Exercise prompt
Copy the records between the lines holding "Annotate this image: element" and "paragraph: Под медиатизацией", inclusive, swapping "paragraph" for "text-block" and leaving everything else unchanged.

Supplied material
================

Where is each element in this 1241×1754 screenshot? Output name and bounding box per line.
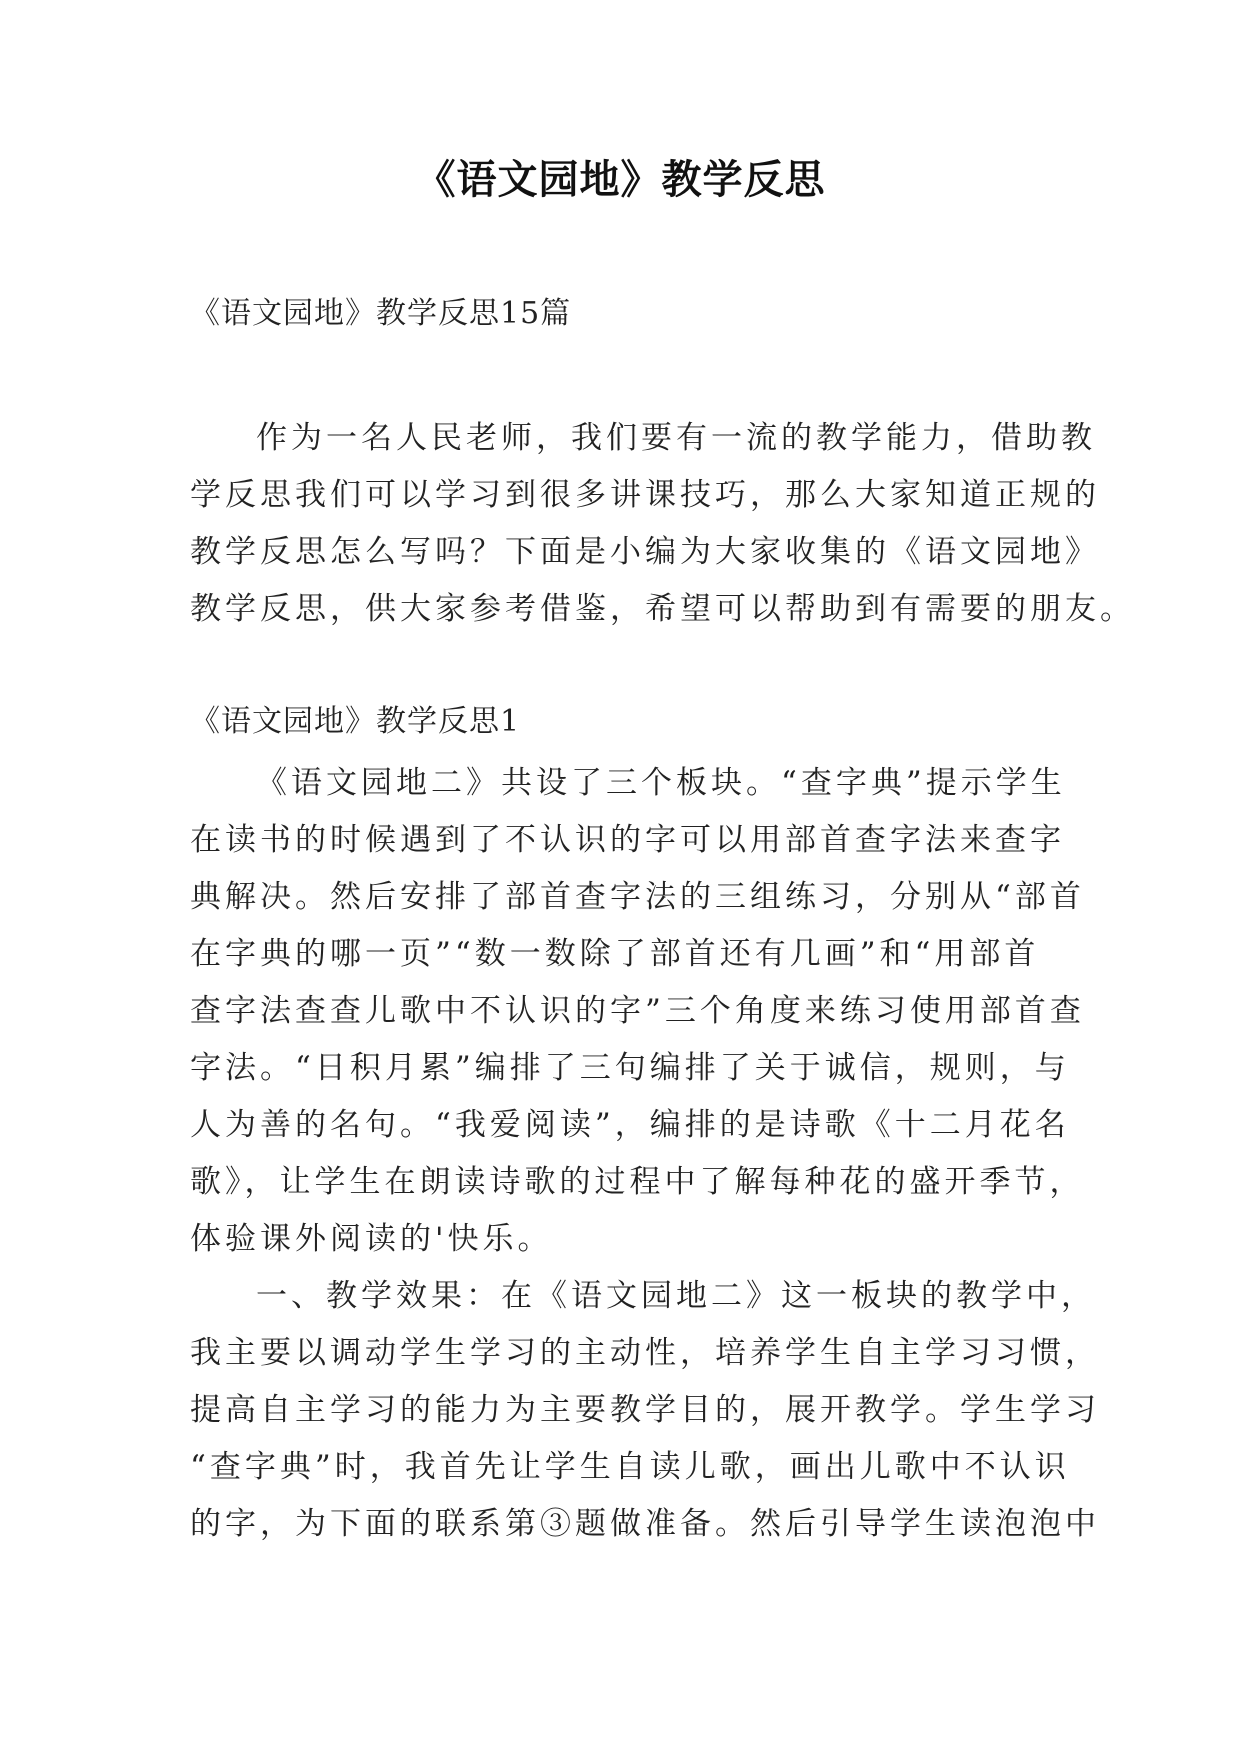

================

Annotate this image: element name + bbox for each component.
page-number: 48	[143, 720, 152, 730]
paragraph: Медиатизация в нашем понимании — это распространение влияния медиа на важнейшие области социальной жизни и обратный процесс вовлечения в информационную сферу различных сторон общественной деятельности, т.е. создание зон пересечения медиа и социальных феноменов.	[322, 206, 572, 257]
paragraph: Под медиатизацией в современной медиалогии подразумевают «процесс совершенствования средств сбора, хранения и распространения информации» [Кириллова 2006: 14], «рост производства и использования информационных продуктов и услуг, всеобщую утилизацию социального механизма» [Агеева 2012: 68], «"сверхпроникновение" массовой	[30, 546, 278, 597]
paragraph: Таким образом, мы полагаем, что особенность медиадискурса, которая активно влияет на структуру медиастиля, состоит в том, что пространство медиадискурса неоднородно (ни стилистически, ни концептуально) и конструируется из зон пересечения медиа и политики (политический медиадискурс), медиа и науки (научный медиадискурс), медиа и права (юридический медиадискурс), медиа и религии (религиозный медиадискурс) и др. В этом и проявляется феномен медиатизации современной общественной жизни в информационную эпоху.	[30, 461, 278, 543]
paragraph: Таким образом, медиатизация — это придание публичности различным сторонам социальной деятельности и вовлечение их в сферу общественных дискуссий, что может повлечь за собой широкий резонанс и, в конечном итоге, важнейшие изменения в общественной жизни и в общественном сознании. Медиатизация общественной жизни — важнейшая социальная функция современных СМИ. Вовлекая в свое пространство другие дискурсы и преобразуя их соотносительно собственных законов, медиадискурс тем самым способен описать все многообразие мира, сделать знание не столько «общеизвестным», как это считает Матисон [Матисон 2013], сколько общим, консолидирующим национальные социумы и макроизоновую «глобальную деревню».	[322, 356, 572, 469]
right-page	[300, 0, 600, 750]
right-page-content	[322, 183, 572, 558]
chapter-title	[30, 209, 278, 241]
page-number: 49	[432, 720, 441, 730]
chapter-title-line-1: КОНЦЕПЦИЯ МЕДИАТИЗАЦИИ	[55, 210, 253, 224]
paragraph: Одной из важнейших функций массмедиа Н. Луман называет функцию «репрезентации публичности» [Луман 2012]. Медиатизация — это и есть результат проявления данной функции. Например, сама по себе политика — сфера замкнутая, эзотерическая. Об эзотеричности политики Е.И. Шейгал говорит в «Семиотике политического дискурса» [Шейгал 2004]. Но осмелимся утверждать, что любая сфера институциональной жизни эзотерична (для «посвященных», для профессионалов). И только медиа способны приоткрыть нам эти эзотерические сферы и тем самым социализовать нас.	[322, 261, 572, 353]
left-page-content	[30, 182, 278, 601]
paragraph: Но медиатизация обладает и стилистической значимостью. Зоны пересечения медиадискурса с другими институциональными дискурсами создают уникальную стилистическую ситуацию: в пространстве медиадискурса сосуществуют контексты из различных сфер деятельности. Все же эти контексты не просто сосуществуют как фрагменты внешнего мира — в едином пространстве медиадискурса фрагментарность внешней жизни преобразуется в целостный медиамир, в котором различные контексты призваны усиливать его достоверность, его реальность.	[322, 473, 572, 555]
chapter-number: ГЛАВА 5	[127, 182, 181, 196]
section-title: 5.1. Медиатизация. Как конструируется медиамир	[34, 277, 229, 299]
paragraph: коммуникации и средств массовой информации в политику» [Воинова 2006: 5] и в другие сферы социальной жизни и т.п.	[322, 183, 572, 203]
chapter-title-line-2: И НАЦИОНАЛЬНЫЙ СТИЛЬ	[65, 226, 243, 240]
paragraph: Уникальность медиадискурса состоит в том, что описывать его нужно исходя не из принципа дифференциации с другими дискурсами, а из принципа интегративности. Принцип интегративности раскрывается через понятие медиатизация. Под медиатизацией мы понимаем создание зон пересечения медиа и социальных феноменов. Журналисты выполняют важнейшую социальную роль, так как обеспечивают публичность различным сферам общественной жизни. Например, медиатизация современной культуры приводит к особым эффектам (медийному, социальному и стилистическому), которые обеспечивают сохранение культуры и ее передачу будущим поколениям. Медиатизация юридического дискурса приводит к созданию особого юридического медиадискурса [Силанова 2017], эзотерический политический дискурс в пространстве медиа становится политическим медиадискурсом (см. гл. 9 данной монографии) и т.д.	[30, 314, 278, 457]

================

Complete output
Annotate this image: element name + bbox for each component.
page-number: 48	[143, 720, 152, 730]
text-block: Медиатизация в нашем понимании — это распространение влияния медиа на важнейшие области социальной жизни и обратный процесс вовлечения в информационную сферу различных сторон общественной деятельности, т.е. создание зон пересечения медиа и социальных феноменов.	[322, 206, 572, 257]
text-block: Под медиатизацией в современной медиалогии подразумевают «процесс совершенствования средств сбора, хранения и распространения информации» [Кириллова 2006: 14], «рост производства и использования информационных продуктов и услуг, всеобщую утилизацию социального механизма» [Агеева 2012: 68], «"сверхпроникновение" массовой	[30, 546, 278, 597]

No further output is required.